Lei ha evocato lo scenario della piazza qualora venga posta la fiducia sulla Finanziaria. Ma nella gente di centrodestra vede motivazione o c’è il rischio di un certo torpore?
«Il torpore non c’è. C’è, invece, una indignazione sempre più forte. La Finanziaria è un terreno di confronto che coinvolge le categorie e i ceti sociali. Se quel confronto avviene nelle aule parlamentari siamo nella fisiologia, se è impedito è evidente che la protesta si sposta fuori dal Parlamento. La maggioranza dice: noi facciamo il confronto con le parti sociali e poi quando c’è l’intesa la ratifichiamo con la fiducia. È una brutta filosofia simile a quella adottata con il decreto Bersani. Hanno della concertazione una concezione elitaria: concertano con pochi a discapito di molti».
Lei è stato il primo nel centrodestra a fare importanti aperture sull’integrazione degli immigrati. Oggi l’Unione accelera e accorcia drasticamente i tempi della cittadinanza.
«È un tema complesso su cui vanno banditi gli atteggiamenti ideologici, sia di chi dice poverini, sia di chi dice che gli immigrati sono la causa di tutti i mali. L’immigrazione rappresenta una risorsa a condizione che sia governata e controllata. Sono preoccupato che una persona che stimo come Amato abbia detto che vuole cambiare la legge vigente demolendo il pilastro del permesso di soggiorno legato al contratto di lavoro. Il lavoro è la via principale per l’integrazione».
E sulla cittadinanza? Lei crede all’automatismo temporale o sarebbe il caso di creare un collegamento con l’integrazione economica e sociale?
«La cittadinanza non è un diritto, è uno status. Anch’io sono dell’avviso che il termine di dieci anni sia superato ma credo sia pericoloso passare automaticamente a cinque anni e si possa puntare sui 7-8 anni. Ma deve essere chiaro che lo status di cittadino deve essere suffragato da alcuni requisiti come la permanenza ininterrotta, un lavoro continuativo e la fedina penale immacolata. Inoltre chi chiede la cittadinanza deve dimostrare di padroneggiare la lingua italiana. In ogni caso non illudiamoci che la cittadinanza sia sinonimo di integrazione».
Il ministro Ferrero già prenota i voti degli stranieri-elettori. Ma l’equazione voto agli immigrati uguale più voti alla sinistra è davvero scontata?
«Non ho il timore che questa manovra sia stata pensata per rimpinguare un magro bottino elettorale. Sono preoccupato della demagogia, della superficialità. Ferrero è un caso clinico. Arrivare a dire che per combattere i mercati di morte bisogna valutare l’opportunità di comperare il biglietto per il traghetto ai clandestini fa sorridere ma anche inorridire l’Europa intera».
Lei confida di poter ottenere consensi in questo nuovo bacino elettorale?
«Abbiamo avviato da tempo il dialogo con le comunità integrate che sono le più preoccupate rispetto a certe politiche avventuriste. Il punto è un altro. Quando gli immigrati islamici rivendicano il diritto di professare la loro fede devono contemporaneamente rispettare l’identità del Paese che li accoglie. Troppo spesso c’è la sottolineatura dei diritti degli immigrati ma non dei loro doveri. È sbagliato proibire a qualcuno di pregare ma si ricordi che è ospite di un Paese che ha un’identità al 95% derivante dalla tradizione cristiana».
Per chiudere, un flash sull’attualità. Francesco Cognetti, oncologo di fama, rimosso dal ministro Turco.

È il segno che la lottizzazione non si ferma neppure davanti alla scienza?
«Purtroppo sì, questo provvedimento diventa simbolico di una volontà di potere che non risparmia nemmeno gli ammalati di tumore. Dispiace dirlo ma lottizzano anche la lotta al cancro».

DATI FORNITI

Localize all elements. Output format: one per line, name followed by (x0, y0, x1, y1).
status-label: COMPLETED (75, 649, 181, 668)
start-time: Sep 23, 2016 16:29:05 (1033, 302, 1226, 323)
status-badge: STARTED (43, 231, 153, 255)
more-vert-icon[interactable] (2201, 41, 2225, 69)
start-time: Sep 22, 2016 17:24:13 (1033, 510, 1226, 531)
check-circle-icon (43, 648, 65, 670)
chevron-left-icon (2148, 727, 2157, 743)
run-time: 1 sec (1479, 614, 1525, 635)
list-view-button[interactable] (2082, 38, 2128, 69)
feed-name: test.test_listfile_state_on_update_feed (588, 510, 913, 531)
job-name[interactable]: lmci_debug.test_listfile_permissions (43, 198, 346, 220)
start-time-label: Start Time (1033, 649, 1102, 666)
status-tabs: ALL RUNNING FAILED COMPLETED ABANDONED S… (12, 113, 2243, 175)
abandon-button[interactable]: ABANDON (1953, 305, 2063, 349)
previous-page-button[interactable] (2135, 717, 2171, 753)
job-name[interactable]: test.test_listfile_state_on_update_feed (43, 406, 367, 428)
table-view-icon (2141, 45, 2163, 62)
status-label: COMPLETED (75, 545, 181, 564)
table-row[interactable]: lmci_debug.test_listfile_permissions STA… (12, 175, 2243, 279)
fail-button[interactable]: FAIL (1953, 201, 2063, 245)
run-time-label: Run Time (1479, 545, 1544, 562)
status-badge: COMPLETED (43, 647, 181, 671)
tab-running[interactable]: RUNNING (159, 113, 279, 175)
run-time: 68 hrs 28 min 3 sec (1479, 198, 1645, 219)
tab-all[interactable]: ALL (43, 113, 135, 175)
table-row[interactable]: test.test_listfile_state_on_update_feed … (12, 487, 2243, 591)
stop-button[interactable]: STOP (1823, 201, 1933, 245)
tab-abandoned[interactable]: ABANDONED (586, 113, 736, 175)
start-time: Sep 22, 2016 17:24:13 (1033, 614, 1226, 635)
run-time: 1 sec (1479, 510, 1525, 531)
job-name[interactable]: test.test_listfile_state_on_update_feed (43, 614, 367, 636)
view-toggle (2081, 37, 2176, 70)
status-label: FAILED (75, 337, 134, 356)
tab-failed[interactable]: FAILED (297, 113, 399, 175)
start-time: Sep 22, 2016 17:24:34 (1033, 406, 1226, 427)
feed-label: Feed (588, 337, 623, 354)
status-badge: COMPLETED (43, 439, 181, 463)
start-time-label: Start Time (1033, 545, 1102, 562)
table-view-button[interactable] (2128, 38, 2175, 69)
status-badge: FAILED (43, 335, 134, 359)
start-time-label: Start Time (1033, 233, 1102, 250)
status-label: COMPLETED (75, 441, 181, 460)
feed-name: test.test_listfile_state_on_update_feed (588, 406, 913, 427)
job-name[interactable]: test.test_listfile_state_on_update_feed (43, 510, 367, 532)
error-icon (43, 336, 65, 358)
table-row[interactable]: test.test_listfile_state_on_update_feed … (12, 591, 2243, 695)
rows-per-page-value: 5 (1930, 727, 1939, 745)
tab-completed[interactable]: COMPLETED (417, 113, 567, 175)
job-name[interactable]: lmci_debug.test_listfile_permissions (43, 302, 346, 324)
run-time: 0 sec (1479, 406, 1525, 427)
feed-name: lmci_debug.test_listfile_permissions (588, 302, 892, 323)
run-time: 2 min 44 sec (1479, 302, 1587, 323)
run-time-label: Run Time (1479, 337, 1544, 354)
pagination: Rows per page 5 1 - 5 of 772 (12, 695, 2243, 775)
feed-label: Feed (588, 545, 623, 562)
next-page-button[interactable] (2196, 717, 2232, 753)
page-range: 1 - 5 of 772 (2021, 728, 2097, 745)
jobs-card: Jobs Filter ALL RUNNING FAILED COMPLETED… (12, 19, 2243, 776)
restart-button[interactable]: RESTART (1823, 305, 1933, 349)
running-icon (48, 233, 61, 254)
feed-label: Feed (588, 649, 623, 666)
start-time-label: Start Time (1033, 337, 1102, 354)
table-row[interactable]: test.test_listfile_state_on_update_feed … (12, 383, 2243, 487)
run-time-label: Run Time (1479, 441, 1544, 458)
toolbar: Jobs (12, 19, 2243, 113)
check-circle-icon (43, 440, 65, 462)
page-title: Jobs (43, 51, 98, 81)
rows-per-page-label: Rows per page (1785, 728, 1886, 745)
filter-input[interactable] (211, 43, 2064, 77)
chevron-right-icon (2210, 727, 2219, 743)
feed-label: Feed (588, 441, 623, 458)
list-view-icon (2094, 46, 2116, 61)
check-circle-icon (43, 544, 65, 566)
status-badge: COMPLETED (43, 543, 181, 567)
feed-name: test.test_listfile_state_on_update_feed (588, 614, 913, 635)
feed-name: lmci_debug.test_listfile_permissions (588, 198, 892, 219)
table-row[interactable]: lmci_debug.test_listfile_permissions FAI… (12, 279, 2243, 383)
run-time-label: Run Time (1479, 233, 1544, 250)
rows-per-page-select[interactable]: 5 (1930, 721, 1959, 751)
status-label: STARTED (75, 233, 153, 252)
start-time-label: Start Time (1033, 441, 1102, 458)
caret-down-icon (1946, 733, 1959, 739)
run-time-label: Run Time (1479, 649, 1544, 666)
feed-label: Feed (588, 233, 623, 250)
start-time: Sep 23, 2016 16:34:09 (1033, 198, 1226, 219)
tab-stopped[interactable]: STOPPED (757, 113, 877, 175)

CONSEGNE DA SVOLGERE
• A. Nell'intervista, su quanti anni chi risponde propone di puntare per la cittadinanza?
• B. Ripeti parola per parola il passo dell'intervista che si apre con le parole contenenti "Lei ha evocato" e si chiude con "un certo torpore?".
Le voci non hanno alcun ruolo in questo lavoro.

RISPOSTE IN ORDINE
• A. Su 7-8 anni.

• B.
Lei ha evocato lo scenario della piazza qualora venga posta la fiducia sulla Finanziaria. Ma nella gente di centrodestra vede motivazione o c’è il rischio di un certo torpore?